[start of EXERCISE DATA]

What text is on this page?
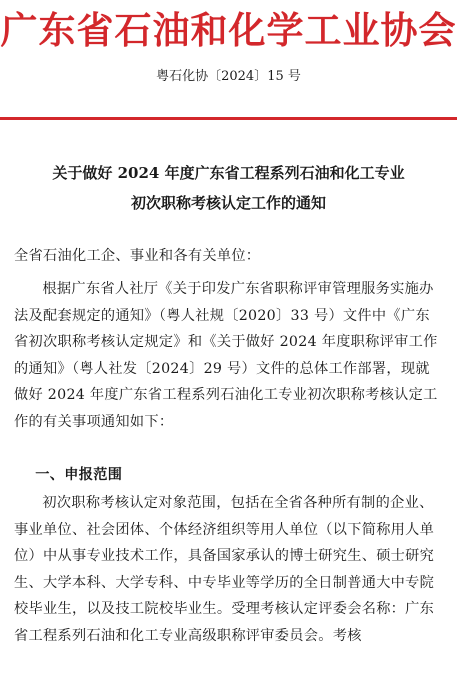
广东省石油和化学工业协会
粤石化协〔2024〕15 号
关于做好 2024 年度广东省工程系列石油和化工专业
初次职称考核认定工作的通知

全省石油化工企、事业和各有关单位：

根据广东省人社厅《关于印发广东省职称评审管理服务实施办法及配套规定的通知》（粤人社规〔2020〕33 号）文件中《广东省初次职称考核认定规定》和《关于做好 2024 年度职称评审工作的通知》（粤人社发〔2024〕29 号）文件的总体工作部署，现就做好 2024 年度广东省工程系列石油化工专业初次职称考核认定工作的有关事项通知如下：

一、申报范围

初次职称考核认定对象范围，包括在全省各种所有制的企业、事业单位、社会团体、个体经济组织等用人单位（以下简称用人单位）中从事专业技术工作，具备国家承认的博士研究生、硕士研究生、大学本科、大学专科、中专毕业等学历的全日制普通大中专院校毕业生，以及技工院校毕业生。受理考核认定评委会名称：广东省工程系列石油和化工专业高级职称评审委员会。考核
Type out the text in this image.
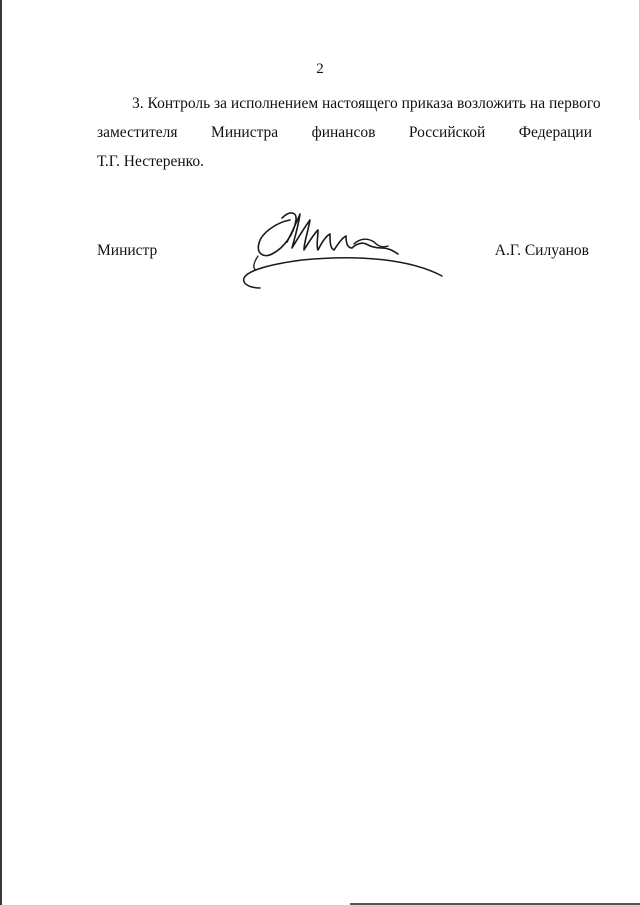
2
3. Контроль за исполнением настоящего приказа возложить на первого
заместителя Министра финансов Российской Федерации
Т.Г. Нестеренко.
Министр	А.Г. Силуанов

[end of EXERCISE DATA]

## [WHAT IS BEING ASKED]
Show every line in the entries where the string "this" occurs.

## [TASK SOLUTION]
What text is on this page?
Type out the text in this image.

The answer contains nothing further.